## EXERCISE INSTRUCTIONS
Copy out each line of the material below that holds the string "абсцисс".

* Start DATA FOR THIS TASK *

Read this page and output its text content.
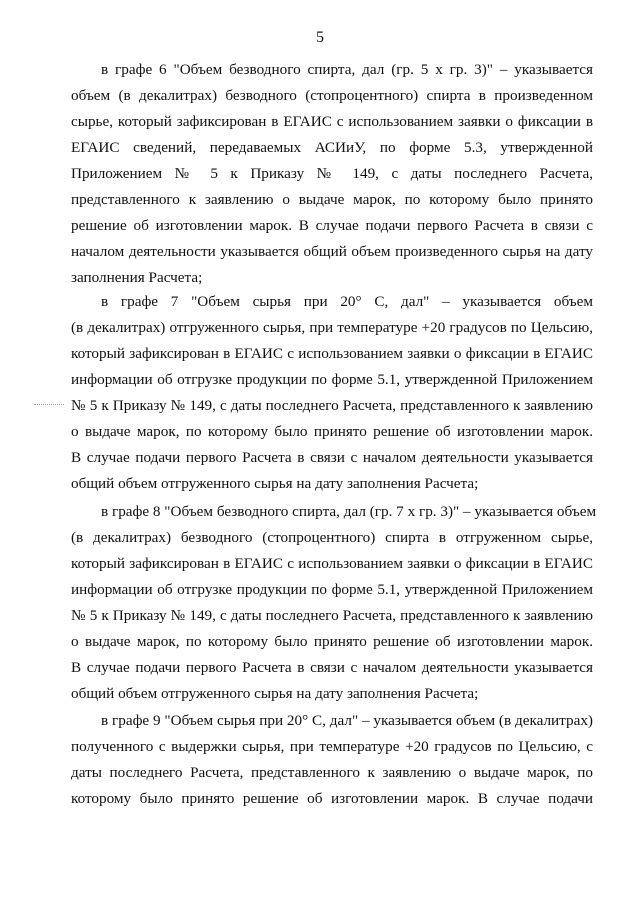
5
в графе 6 "Объем безводного спирта, дал (гр. 5 х гр. 3)" – указывается
объем (в декалитрах) безводного (стопроцентного) спирта в произведенном
сырье, который зафиксирован в ЕГАИС с использованием заявки о фиксации в
ЕГАИС сведений, передаваемых АСИиУ, по форме 5.3, утвержденной
Приложением № 5 к Приказу № 149, с даты последнего Расчета,
представленного к заявлению о выдаче марок, по которому было принято
решение об изготовлении марок. В случае подачи первого Расчета в связи с
началом деятельности указывается общий объем произведенного сырья на дату
заполнения Расчета;
в графе 7 "Объем сырья при 20° С, дал" – указывается объем
(в декалитрах) отгруженного сырья, при температуре +20 градусов по Цельсию,
который зафиксирован в ЕГАИС с использованием заявки о фиксации в ЕГАИС
информации об отгрузке продукции по форме 5.1, утвержденной Приложением
№ 5 к Приказу № 149, с даты последнего Расчета, представленного к заявлению
о выдаче марок, по которому было принято решение об изготовлении марок.
В случае подачи первого Расчета в связи с началом деятельности указывается
общий объем отгруженного сырья на дату заполнения Расчета;
в графе 8 "Объем безводного спирта, дал (гр. 7 х гр. 3)" – указывается объем
(в декалитрах) безводного (стопроцентного) спирта в отгруженном сырье,
который зафиксирован в ЕГАИС с использованием заявки о фиксации в ЕГАИС
информации об отгрузке продукции по форме 5.1, утвержденной Приложением
№ 5 к Приказу № 149, с даты последнего Расчета, представленного к заявлению
о выдаче марок, по которому было принято решение об изготовлении марок.
В случае подачи первого Расчета в связи с началом деятельности указывается
общий объем отгруженного сырья на дату заполнения Расчета;
в графе 9 "Объем сырья при 20° С, дал" – указывается объем (в декалитрах)
полученного с выдержки сырья, при температуре +20 градусов по Цельсию, с
даты последнего Расчета, представленного к заявлению о выдаче марок, по
которому было принято решение об изготовлении марок. В случае подачи
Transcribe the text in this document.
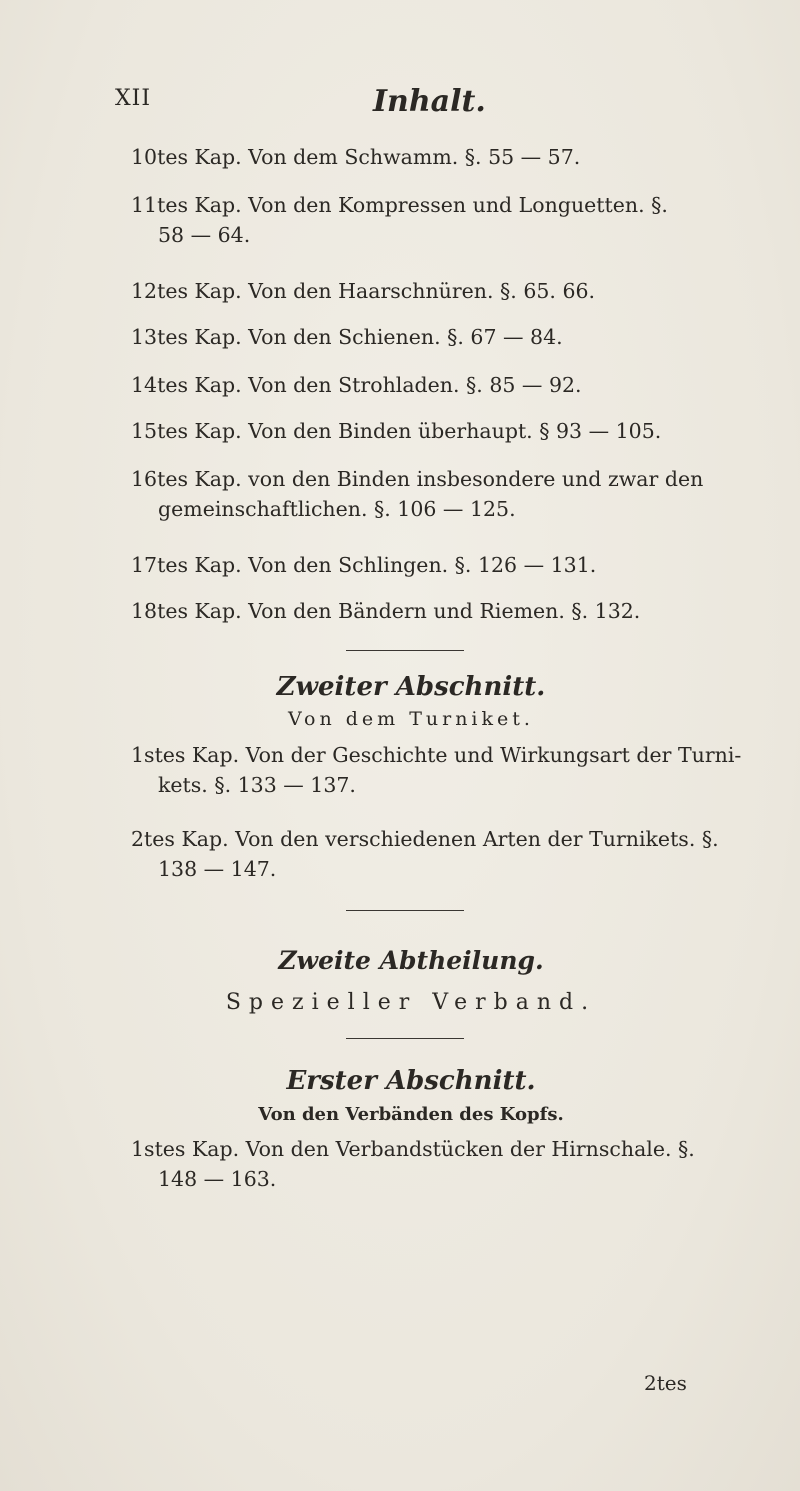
XII	Inhalt.
10tes Kap. Von dem Schwamm. §. 55 — 57.
11tes Kap. Von den Kompressen und Longuetten. §.
58 — 64.
12tes Kap. Von den Haarschnüren. §. 65. 66.
13tes Kap. Von den Schienen. §. 67 — 84.
14tes Kap. Von den Strohladen. §. 85 — 92.
15tes Kap. Von den Binden überhaupt. § 93 — 105.
16tes Kap. von den Binden insbesondere und zwar den
gemeinschaftlichen. §. 106 — 125.
17tes Kap. Von den Schlingen. §. 126 — 131.
18tes Kap. Von den Bändern und Riemen. §. 132.
Zweiter Abschnitt.
Von dem Turniket.
1stes Kap. Von der Geschichte und Wirkungsart der Turni-
kets. §. 133 — 137.
2tes Kap. Von den verschiedenen Arten der Turnikets. §.
138 — 147.
Zweite Abtheilung.
Spezieller Verband.
Erster Abschnitt.
Von den Verbänden des Kopfs.
1stes Kap. Von den Verbandstücken der Hirnschale. §.
148 — 163.
2tes
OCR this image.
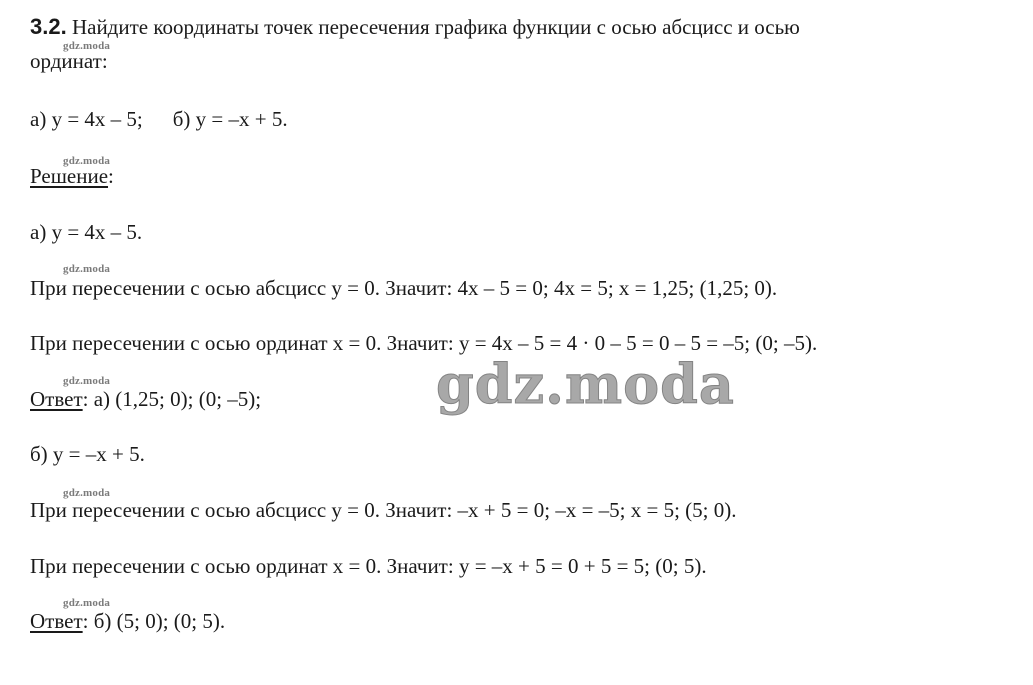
gdz.moda
gdz.moda
gdz.moda
gdz.moda
gdz.moda
gdz.moda
3.2. Найдите координаты точек пересечения графика функции с осью абсцисс и осью
ординат:
а) y = 4x – 5; б) y = –x + 5.
Решение:
а) y = 4x – 5.
При пересечении с осью абсцисс y = 0. Значит: 4x – 5 = 0; 4x = 5; x = 1,25; (1,25; 0).
При пересечении с осью ординат x = 0. Значит: y = 4x – 5 = 4 · 0 – 5 = 0 – 5 = –5; (0; –5).
Ответ: а) (1,25; 0); (0; –5);
б) y = –x + 5.
При пересечении с осью абсцисс y = 0. Значит: –x + 5 = 0; –x = –5; x = 5; (5; 0).
При пересечении с осью ординат x = 0. Значит: y = –x + 5 = 0 + 5 = 5; (0; 5).
Ответ: б) (5; 0); (0; 5).
gdz.moda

* End DATA FOR THIS TASK *

## FULL RESPONSE
3.2. Найдите координаты точек пересечения графика функции с осью абсцисс и осью
При пересечении с осью абсцисс y = 0. Значит: 4x – 5 = 0; 4x = 5; x = 1,25; (1,25; 0).
При пересечении с осью абсцисс y = 0. Значит: –x + 5 = 0; –x = –5; x = 5; (5; 0).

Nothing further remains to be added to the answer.